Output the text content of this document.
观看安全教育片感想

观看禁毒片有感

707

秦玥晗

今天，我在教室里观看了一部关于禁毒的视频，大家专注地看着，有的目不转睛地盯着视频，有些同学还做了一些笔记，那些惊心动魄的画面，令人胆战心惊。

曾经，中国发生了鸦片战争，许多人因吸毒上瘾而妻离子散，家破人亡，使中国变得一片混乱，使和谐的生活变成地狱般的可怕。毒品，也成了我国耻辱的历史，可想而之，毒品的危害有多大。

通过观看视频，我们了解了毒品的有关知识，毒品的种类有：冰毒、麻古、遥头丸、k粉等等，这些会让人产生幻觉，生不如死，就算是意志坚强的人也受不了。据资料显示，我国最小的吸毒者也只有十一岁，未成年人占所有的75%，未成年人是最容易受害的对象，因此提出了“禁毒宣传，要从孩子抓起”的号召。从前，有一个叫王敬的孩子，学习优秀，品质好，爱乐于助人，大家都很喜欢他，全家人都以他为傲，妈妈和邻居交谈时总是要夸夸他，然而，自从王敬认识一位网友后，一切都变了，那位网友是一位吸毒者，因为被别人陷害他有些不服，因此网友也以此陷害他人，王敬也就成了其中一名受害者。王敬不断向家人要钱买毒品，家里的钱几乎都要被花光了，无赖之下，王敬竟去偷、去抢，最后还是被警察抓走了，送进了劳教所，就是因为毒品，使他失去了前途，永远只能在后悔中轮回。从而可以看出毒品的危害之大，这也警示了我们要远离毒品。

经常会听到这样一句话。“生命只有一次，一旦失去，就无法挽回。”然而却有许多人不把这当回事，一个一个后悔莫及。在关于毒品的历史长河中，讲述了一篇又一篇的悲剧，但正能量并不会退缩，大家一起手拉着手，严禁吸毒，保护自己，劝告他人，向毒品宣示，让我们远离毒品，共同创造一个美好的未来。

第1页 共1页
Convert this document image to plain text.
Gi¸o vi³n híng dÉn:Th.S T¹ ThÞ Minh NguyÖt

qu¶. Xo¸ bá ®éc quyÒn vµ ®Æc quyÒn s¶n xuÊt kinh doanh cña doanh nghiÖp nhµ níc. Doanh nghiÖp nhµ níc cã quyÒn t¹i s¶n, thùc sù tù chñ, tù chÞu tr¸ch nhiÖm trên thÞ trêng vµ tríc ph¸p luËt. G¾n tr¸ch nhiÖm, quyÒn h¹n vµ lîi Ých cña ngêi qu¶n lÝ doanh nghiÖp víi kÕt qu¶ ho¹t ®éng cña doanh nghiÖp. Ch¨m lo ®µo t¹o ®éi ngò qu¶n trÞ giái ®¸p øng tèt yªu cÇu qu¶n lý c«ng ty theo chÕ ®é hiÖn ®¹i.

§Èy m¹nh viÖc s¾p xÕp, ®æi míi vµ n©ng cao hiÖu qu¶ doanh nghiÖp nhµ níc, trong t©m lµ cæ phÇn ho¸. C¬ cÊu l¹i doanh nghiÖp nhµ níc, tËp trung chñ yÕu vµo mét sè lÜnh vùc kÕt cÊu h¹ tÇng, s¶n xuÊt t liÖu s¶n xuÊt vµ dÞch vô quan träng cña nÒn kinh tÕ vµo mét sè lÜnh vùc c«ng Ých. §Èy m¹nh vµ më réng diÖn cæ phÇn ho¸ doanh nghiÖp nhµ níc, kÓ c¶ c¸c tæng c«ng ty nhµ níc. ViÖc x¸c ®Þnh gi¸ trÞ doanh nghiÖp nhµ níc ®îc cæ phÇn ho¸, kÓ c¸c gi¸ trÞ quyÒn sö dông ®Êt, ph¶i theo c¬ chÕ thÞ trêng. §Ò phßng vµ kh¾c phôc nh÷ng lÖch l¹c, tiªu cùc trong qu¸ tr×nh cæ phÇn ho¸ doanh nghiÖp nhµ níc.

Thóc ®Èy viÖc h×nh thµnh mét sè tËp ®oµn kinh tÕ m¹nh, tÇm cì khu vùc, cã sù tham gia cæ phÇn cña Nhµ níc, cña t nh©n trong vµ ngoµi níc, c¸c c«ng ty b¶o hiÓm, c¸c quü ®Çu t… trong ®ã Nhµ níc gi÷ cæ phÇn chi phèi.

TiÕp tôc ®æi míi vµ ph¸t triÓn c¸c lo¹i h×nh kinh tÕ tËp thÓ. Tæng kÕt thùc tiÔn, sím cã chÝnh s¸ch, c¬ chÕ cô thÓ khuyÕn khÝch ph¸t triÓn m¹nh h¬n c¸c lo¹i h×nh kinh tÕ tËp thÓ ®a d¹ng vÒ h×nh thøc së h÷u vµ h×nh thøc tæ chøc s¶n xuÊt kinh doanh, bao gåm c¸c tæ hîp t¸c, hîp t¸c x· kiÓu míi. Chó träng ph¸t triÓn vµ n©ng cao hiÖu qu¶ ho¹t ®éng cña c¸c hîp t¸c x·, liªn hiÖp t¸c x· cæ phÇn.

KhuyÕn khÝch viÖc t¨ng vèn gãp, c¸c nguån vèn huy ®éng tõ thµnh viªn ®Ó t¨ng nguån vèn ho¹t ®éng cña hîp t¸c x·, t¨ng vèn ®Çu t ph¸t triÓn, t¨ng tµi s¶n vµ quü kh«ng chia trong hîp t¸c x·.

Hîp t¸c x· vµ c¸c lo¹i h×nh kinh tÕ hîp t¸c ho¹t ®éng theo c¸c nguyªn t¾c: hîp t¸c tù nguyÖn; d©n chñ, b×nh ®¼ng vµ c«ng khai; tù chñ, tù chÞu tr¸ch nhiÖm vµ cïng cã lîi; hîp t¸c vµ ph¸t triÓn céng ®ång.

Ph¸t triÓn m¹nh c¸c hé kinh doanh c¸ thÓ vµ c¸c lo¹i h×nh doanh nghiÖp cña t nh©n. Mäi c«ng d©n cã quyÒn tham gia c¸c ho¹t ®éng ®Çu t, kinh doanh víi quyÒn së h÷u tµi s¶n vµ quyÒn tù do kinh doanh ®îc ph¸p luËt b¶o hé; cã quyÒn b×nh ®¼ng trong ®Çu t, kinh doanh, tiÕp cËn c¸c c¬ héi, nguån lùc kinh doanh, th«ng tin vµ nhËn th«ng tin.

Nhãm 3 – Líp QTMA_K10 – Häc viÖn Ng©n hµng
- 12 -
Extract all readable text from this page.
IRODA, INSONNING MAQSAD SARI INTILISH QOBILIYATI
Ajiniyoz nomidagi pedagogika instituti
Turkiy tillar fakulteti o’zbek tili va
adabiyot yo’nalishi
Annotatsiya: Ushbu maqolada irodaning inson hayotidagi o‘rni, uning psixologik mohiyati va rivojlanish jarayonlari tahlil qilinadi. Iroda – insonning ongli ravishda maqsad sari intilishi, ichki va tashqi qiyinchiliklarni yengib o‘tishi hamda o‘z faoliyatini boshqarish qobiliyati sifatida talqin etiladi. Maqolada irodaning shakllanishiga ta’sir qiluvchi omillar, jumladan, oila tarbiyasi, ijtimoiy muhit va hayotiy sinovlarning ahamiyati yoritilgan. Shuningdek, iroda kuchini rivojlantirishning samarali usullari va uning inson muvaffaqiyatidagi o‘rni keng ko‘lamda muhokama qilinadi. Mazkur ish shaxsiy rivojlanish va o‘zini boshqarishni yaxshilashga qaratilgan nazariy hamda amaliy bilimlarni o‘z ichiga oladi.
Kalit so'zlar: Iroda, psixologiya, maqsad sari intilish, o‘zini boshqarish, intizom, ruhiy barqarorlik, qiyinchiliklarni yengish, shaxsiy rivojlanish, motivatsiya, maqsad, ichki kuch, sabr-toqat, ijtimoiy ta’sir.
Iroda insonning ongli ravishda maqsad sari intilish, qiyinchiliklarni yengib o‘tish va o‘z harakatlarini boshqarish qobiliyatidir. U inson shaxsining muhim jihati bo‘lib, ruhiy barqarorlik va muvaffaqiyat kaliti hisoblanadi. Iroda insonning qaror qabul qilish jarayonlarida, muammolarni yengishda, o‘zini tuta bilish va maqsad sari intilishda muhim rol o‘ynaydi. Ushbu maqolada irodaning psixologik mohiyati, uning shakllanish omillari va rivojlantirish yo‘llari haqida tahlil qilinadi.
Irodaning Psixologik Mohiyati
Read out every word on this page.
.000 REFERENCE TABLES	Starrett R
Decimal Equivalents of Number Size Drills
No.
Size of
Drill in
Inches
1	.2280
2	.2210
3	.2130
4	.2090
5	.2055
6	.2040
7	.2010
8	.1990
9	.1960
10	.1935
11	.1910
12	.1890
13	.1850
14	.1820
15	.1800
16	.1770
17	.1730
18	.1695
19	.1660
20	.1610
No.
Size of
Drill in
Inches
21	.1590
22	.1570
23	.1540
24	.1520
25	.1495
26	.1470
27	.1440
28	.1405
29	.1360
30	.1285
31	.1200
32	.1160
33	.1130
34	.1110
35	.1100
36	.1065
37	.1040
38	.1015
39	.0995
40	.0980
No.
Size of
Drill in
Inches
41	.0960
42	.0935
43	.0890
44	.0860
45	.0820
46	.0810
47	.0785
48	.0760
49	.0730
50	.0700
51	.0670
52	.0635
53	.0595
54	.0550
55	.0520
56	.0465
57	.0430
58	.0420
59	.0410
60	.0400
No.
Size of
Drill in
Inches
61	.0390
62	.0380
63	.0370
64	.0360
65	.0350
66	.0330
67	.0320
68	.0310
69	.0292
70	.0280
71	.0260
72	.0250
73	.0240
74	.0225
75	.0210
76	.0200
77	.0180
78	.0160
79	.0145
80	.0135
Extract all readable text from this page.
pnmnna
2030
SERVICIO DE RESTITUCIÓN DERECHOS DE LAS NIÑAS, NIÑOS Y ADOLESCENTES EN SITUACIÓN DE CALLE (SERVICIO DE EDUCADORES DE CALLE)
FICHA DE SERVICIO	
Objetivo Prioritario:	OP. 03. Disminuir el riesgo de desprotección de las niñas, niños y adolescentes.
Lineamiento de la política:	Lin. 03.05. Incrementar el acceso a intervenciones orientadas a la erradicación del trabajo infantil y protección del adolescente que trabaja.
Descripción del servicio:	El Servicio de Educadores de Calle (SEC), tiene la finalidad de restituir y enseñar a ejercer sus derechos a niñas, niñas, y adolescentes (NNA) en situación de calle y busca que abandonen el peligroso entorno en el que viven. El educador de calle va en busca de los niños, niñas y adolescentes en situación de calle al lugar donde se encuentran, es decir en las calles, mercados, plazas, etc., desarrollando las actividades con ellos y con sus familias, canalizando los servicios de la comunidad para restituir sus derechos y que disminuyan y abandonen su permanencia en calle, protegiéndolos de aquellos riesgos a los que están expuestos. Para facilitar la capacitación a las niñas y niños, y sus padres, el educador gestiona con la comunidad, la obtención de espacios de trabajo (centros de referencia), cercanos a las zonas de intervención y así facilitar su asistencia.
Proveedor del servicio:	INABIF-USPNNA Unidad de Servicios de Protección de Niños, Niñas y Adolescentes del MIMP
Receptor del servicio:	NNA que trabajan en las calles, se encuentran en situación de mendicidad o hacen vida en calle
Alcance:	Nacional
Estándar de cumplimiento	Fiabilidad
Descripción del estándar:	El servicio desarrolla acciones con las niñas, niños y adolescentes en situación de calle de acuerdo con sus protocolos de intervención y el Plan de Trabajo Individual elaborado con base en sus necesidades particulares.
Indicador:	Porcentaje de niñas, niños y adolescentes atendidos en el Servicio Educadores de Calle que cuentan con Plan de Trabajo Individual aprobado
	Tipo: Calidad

● What is required
Each line that has the word "document" should be copied.

● Exercise result
Output the text content of this document.
Convert this document image to plain text.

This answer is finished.